Stored items:
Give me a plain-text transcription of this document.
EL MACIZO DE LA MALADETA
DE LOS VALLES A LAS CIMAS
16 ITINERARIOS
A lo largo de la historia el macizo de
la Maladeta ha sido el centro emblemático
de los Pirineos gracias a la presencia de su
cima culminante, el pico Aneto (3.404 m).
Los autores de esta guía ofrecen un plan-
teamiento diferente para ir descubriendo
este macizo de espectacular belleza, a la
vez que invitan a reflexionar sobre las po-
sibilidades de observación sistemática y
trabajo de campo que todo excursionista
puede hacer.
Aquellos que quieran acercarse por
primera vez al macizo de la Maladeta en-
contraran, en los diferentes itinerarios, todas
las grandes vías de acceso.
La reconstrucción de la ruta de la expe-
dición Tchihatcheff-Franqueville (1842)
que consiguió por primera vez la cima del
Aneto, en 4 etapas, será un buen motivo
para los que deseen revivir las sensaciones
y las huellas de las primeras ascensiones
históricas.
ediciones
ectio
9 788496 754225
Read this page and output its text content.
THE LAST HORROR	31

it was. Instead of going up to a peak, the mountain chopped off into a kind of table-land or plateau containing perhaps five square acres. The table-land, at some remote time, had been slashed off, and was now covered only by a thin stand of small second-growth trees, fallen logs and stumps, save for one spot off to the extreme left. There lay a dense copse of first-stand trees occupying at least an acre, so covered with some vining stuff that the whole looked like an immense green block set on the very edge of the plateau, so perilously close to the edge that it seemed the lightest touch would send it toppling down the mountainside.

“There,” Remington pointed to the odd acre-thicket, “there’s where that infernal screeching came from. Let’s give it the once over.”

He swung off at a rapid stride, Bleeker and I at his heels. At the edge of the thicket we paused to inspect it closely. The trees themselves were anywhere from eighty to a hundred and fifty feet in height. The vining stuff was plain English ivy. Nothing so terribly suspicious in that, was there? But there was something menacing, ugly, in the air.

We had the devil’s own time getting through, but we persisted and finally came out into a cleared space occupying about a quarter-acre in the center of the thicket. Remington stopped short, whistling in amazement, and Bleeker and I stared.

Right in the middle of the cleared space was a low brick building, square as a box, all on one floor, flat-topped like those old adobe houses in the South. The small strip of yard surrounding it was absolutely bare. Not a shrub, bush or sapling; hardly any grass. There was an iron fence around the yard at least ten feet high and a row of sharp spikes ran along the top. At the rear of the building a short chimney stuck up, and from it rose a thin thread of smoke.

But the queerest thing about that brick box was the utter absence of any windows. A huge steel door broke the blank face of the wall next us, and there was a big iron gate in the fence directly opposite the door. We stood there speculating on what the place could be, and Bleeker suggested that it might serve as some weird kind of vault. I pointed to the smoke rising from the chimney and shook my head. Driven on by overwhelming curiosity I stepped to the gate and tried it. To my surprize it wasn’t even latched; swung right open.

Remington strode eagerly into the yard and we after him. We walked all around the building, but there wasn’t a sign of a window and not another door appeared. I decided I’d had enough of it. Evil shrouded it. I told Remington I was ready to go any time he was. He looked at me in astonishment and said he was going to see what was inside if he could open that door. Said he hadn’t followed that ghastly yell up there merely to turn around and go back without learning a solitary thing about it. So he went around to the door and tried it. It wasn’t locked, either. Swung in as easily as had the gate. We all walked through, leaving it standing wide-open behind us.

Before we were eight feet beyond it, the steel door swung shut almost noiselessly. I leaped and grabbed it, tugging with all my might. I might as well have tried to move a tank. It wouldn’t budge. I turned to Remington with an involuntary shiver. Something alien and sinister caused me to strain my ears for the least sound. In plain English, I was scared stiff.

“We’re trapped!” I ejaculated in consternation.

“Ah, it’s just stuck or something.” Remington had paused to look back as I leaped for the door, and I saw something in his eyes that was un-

Prompt:
Output each record exactly, leaving nothing out.

Correct answer:
Give me a plain-text transcription of this document.
EL MACIZO DE LA MALADETA
DE LOS VALLES A LAS CIMAS
16 ITINERARIOS
A lo largo de la historia el macizo de
la Maladeta ha sido el centro emblemático
de los Pirineos gracias a la presencia de su
cima culminante, el pico Aneto (3.404 m).
Los autores de esta guía ofrecen un plan-
teamiento diferente para ir descubriendo
este macizo de espectacular belleza, a la
vez que invitan a reflexionar sobre las po-
sibilidades de observación sistemática y
trabajo de campo que todo excursionista
puede hacer.
Aquellos que quieran acercarse por
primera vez al macizo de la Maladeta en-
contraran, en los diferentes itinerarios, todas
las grandes vías de acceso.
La reconstrucción de la ruta de la expe-
dición Tchihatcheff-Franqueville (1842)
que consiguió por primera vez la cima del
Aneto, en 4 etapas, será un buen motivo
para los que deseen revivir las sensaciones
y las huellas de las primeras ascensiones
históricas.
ediciones
ectio
9 788496 754225
Read this page and output its text content.
THE LAST HORROR	31

it was. Instead of going up to a peak, the mountain chopped off into a kind of table-land or plateau containing perhaps five square acres. The table-land, at some remote time, had been slashed off, and was now covered only by a thin stand of small second-growth trees, fallen logs and stumps, save for one spot off to the extreme left. There lay a dense copse of first-stand trees occupying at least an acre, so covered with some vining stuff that the whole looked like an immense green block set on the very edge of the plateau, so perilously close to the edge that it seemed the lightest touch would send it toppling down the mountainside.

“There,” Remington pointed to the odd acre-thicket, “there’s where that infernal screeching came from. Let’s give it the once over.”

He swung off at a rapid stride, Bleeker and I at his heels. At the edge of the thicket we paused to inspect it closely. The trees themselves were anywhere from eighty to a hundred and fifty feet in height. The vining stuff was plain English ivy. Nothing so terribly suspicious in that, was there? But there was something menacing, ugly, in the air.

We had the devil’s own time getting through, but we persisted and finally came out into a cleared space occupying about a quarter-acre in the center of the thicket. Remington stopped short, whistling in amazement, and Bleeker and I stared.

Right in the middle of the cleared space was a low brick building, square as a box, all on one floor, flat-topped like those old adobe houses in the South. The small strip of yard surrounding it was absolutely bare. Not a shrub, bush or sapling; hardly any grass. There was an iron fence around the yard at least ten feet high and a row of sharp spikes ran along the top. At the rear of the building a short chimney stuck up, and from it rose a thin thread of smoke.

But the queerest thing about that brick box was the utter absence of any windows. A huge steel door broke the blank face of the wall next us, and there was a big iron gate in the fence directly opposite the door. We stood there speculating on what the place could be, and Bleeker suggested that it might serve as some weird kind of vault. I pointed to the smoke rising from the chimney and shook my head. Driven on by overwhelming curiosity I stepped to the gate and tried it. To my surprize it wasn’t even latched; swung right open.

Remington strode eagerly into the yard and we after him. We walked all around the building, but there wasn’t a sign of a window and not another door appeared. I decided I’d had enough of it. Evil shrouded it. I told Remington I was ready to go any time he was. He looked at me in astonishment and said he was going to see what was inside if he could open that door. Said he hadn’t followed that ghastly yell up there merely to turn around and go back without learning a solitary thing about it. So he went around to the door and tried it. It wasn’t locked, either. Swung in as easily as had the gate. We all walked through, leaving it standing wide-open behind us.

Before we were eight feet beyond it, the steel door swung shut almost noiselessly. I leaped and grabbed it, tugging with all my might. I might as well have tried to move a tank. It wouldn’t budge. I turned to Remington with an involuntary shiver. Something alien and sinister caused me to strain my ears for the least sound. In plain English, I was scared stiff.

“We’re trapped!” I ejaculated in consternation.

“Ah, it’s just stuck or something.” Remington had paused to look back as I leaped for the door, and I saw something in his eyes that was un-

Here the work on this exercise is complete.